Work to be completed:
Copy out each line of the material in which the word "Books" appears.

Records for this exercise:
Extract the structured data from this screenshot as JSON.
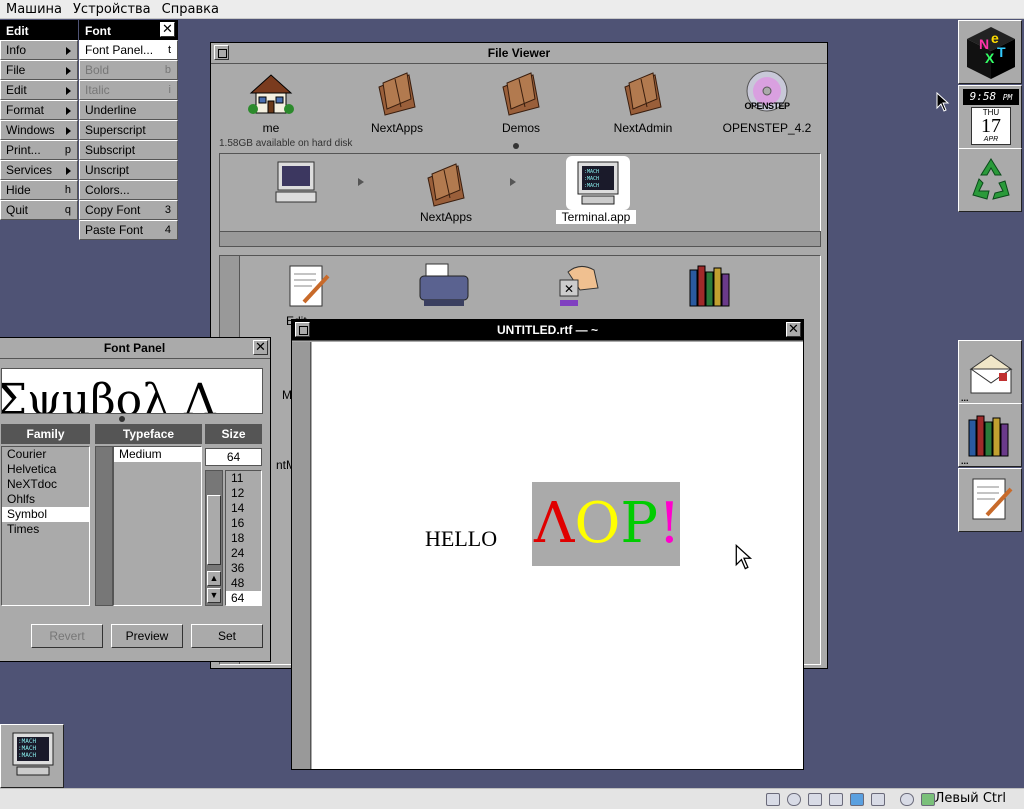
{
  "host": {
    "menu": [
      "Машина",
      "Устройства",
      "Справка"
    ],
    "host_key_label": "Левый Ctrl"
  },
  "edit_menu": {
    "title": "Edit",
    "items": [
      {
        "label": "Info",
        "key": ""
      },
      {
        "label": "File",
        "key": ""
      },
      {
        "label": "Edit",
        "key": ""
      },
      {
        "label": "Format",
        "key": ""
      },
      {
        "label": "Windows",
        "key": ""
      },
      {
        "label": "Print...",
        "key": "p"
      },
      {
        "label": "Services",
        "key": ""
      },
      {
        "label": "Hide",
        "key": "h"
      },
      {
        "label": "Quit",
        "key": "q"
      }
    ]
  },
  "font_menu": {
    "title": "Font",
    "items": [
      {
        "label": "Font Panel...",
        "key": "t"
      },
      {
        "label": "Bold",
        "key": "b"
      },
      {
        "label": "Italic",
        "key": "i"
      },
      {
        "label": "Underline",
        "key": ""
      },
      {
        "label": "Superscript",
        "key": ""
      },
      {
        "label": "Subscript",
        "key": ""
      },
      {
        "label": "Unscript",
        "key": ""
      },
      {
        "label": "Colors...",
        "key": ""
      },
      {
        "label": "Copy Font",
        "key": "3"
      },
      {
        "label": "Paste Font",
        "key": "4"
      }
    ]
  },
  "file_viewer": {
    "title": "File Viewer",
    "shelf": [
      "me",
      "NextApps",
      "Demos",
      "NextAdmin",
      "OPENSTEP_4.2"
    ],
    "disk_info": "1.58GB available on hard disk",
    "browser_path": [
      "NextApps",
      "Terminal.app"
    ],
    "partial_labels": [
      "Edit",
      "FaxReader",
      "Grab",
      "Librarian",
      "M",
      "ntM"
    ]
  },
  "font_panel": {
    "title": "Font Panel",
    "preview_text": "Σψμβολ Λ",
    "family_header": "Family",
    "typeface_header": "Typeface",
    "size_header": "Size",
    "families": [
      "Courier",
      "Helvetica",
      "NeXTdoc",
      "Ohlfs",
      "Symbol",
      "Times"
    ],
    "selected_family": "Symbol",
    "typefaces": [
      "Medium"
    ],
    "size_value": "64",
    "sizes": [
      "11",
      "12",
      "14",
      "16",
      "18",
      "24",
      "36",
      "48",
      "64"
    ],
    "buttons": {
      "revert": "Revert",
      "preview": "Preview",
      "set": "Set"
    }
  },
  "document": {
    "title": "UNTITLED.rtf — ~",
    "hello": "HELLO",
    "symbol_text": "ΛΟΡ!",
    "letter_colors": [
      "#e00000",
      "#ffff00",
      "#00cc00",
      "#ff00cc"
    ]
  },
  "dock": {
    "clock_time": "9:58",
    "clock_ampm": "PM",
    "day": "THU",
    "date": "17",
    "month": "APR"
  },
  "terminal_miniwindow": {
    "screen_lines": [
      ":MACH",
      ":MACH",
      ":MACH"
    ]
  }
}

* * *

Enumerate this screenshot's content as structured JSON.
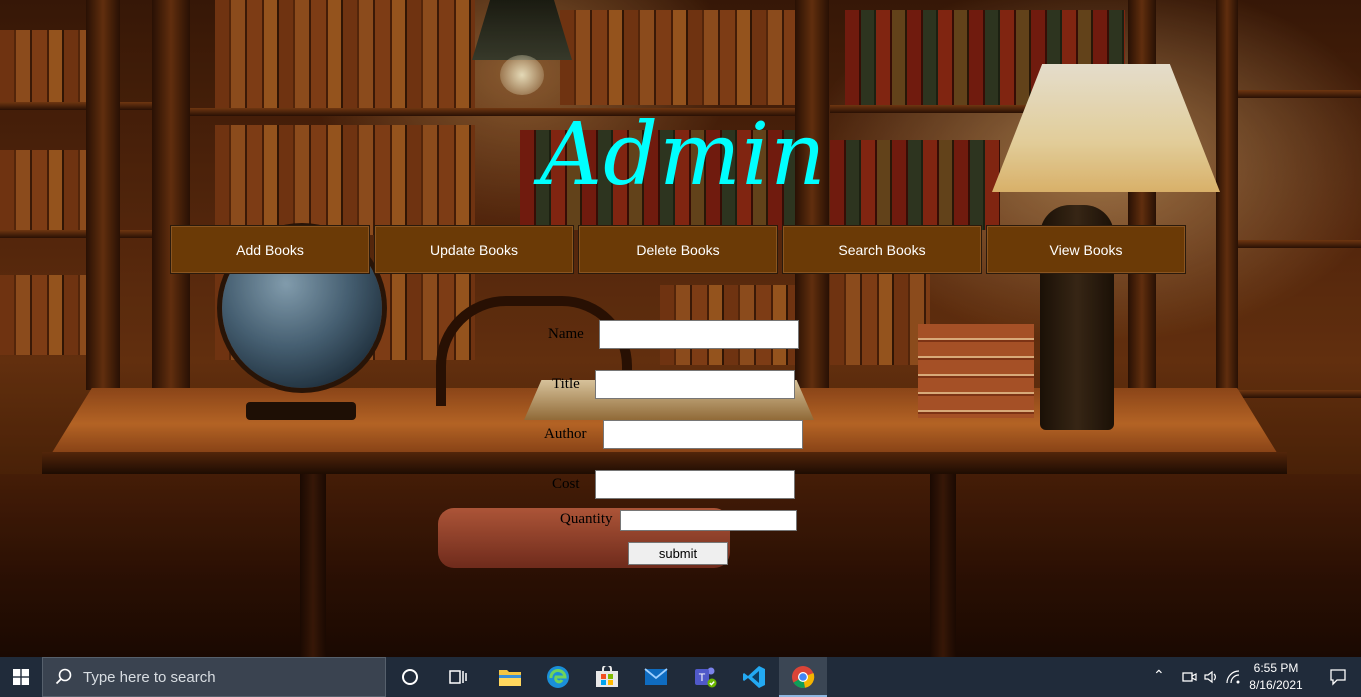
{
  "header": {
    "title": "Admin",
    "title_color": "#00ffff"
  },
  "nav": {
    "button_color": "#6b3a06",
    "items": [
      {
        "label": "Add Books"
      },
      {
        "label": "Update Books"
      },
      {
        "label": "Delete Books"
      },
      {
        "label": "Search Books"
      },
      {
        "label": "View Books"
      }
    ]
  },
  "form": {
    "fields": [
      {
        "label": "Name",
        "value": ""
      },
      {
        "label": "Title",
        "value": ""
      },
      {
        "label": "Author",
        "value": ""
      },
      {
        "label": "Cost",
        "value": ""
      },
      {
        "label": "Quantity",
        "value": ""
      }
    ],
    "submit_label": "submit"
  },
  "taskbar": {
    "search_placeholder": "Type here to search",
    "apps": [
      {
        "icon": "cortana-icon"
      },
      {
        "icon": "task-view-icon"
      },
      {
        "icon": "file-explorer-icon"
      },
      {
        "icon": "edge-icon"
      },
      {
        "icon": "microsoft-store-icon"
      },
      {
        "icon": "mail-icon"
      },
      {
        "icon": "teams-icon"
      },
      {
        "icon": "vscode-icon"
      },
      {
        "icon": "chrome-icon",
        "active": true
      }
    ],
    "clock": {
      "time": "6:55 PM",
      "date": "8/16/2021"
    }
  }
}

Reply:
        "label": "Add Books"
        "label": "Update Books"
        "label": "Delete Books"
        "label": "Search Books"
        "label": "View Books"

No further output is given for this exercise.